■ **WHAT THE EXERCISE ASKS**
Exactly as written, transcribe the lines that run from the one containing "What data populates" to the end of the records below.

■ ■ ■

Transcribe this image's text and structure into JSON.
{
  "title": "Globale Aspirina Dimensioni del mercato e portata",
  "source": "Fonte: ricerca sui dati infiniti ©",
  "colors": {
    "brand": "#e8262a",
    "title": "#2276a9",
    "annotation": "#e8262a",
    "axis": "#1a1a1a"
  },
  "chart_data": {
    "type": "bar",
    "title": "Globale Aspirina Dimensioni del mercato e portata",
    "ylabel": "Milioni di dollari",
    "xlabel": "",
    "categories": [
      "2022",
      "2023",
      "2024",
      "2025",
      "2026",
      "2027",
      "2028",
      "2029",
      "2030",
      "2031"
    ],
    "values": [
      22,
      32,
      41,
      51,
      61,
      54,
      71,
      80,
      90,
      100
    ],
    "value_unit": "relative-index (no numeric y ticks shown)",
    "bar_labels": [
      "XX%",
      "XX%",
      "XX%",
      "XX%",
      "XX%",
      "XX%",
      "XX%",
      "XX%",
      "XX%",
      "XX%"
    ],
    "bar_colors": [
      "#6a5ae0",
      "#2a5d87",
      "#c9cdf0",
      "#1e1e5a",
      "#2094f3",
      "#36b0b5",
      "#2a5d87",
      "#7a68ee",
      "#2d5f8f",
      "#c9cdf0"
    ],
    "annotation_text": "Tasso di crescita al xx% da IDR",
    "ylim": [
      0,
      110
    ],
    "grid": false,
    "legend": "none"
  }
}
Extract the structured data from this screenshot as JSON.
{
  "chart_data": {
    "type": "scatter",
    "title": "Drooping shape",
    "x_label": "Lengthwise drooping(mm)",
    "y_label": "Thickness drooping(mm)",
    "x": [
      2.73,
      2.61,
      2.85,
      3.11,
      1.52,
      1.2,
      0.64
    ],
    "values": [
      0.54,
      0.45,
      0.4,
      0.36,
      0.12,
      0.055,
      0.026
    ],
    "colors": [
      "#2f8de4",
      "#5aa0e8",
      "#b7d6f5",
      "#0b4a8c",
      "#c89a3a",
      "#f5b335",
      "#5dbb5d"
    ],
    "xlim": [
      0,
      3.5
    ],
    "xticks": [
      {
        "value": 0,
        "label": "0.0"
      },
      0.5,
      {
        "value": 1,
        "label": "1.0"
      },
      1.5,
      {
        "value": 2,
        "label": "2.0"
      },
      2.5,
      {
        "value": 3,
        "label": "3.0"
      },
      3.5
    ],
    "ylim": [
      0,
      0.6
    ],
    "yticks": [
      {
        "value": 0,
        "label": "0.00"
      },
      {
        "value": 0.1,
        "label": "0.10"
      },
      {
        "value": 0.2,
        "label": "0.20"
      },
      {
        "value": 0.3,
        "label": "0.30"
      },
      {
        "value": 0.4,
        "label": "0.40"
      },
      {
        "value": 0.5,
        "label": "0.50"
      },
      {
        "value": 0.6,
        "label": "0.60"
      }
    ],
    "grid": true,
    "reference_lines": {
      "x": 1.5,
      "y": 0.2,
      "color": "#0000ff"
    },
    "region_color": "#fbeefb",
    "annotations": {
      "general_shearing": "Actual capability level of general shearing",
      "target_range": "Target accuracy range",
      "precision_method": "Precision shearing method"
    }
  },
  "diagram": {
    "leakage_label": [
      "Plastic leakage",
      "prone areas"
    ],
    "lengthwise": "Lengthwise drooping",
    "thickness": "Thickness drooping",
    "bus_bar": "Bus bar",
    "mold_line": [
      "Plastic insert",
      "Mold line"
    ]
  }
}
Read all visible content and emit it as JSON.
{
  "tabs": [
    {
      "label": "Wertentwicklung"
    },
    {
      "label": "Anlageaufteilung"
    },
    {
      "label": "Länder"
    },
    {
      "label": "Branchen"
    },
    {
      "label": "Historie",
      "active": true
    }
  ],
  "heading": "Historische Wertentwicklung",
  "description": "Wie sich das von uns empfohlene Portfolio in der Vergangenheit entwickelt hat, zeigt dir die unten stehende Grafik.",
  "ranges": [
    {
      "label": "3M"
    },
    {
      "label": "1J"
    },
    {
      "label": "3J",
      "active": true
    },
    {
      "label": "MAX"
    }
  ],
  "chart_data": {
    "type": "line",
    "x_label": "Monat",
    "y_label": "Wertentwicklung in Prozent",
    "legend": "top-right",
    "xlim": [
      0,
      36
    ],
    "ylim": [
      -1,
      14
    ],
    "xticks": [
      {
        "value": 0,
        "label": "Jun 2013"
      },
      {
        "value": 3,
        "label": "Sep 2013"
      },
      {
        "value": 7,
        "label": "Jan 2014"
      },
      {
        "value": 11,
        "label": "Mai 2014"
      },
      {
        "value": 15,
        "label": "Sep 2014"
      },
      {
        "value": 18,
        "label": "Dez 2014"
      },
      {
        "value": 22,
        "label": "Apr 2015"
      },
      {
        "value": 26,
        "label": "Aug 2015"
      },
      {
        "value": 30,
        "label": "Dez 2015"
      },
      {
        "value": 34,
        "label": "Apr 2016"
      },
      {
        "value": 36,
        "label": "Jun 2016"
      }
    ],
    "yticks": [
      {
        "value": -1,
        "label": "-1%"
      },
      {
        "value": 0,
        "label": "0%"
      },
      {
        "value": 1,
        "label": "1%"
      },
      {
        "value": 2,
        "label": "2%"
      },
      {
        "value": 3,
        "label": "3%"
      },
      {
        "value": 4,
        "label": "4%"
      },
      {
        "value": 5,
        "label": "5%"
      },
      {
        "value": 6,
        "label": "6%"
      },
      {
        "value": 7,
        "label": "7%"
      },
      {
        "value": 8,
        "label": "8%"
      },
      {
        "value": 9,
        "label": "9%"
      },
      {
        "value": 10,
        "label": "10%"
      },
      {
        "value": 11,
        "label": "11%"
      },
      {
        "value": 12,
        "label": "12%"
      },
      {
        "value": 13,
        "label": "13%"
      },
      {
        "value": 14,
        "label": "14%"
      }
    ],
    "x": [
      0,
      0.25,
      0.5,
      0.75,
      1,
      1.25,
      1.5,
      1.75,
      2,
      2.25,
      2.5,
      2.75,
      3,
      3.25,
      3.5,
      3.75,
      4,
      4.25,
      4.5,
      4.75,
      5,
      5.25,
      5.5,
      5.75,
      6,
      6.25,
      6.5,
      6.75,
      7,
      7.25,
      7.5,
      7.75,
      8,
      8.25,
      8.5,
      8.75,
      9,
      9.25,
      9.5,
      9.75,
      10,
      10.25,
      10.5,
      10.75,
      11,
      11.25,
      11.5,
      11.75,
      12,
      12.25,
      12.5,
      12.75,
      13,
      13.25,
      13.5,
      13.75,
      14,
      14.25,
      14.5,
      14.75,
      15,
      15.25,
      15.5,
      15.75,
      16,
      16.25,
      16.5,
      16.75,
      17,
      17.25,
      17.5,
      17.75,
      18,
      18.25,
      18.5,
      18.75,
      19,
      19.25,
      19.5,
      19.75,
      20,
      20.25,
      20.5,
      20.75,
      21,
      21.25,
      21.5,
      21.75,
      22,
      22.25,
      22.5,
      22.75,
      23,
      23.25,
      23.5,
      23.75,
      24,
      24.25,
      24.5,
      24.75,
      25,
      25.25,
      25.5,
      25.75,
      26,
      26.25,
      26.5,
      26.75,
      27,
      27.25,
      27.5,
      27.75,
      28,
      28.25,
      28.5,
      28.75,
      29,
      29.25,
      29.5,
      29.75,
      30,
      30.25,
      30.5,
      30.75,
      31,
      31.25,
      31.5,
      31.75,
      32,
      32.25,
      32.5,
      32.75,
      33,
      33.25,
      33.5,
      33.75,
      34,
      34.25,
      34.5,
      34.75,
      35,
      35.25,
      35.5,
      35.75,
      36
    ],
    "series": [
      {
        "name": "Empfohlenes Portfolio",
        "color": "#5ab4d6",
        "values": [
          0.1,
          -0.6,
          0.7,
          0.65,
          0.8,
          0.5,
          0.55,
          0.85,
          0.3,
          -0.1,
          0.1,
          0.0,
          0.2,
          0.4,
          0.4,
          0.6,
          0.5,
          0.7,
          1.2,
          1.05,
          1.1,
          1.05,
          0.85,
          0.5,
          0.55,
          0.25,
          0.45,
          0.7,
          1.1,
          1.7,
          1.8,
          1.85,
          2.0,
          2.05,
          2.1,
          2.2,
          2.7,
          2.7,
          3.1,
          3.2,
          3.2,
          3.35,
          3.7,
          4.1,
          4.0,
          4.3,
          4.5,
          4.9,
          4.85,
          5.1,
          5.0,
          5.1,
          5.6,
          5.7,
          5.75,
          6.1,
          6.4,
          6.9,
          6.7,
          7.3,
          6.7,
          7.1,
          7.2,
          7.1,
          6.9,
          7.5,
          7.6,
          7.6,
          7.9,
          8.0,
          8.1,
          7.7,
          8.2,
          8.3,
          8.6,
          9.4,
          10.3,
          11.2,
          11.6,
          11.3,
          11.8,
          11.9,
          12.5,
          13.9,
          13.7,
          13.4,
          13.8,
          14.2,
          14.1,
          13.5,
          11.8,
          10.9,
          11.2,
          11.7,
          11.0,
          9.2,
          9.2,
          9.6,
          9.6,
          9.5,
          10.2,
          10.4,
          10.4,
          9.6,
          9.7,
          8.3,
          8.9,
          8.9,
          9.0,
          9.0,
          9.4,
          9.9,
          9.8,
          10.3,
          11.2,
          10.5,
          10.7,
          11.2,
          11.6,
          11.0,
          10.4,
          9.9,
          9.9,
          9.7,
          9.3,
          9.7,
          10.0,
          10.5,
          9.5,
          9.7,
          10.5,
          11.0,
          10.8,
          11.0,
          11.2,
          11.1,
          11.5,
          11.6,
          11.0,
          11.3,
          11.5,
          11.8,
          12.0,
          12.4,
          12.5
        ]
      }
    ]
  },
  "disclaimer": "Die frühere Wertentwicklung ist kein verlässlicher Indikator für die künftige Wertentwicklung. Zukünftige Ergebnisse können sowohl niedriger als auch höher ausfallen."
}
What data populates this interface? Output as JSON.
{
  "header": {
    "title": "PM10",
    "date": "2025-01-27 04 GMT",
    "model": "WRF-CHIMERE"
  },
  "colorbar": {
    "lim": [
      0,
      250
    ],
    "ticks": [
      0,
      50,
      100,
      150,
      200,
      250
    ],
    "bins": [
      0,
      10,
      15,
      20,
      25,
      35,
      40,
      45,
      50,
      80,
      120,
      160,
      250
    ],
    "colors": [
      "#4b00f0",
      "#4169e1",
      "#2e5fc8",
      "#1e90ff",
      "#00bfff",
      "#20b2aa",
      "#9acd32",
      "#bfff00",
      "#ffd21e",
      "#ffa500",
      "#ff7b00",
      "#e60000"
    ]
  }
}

■ ■ ■

■ **ANSWER TO THE TASK**
What data populates this interface? Output as JSON.
{
  "header": {
    "title": "PM10",
    "date": "2025-01-27 04 GMT",
    "model": "WRF-CHIMERE"
  },
  "colorbar": {
    "lim": [
      0,
      250
    ],
    "ticks": [
      0,
      50,
      100,
      150,
      200,
      250
    ],
    "bins": [
      0,
      10,
      15,
      20,
      25,
      35,
      40,
      45,
      50,
      80,
      120,
      160,
      250
    ],
    "colors": [
      "#4b00f0",
      "#4169e1",
      "#2e5fc8",
      "#1e90ff",
      "#00bfff",
      "#20b2aa",
      "#9acd32",
      "#bfff00",
      "#ffd21e",
      "#ffa500",
      "#ff7b00",
      "#e60000"
    ]
  }
}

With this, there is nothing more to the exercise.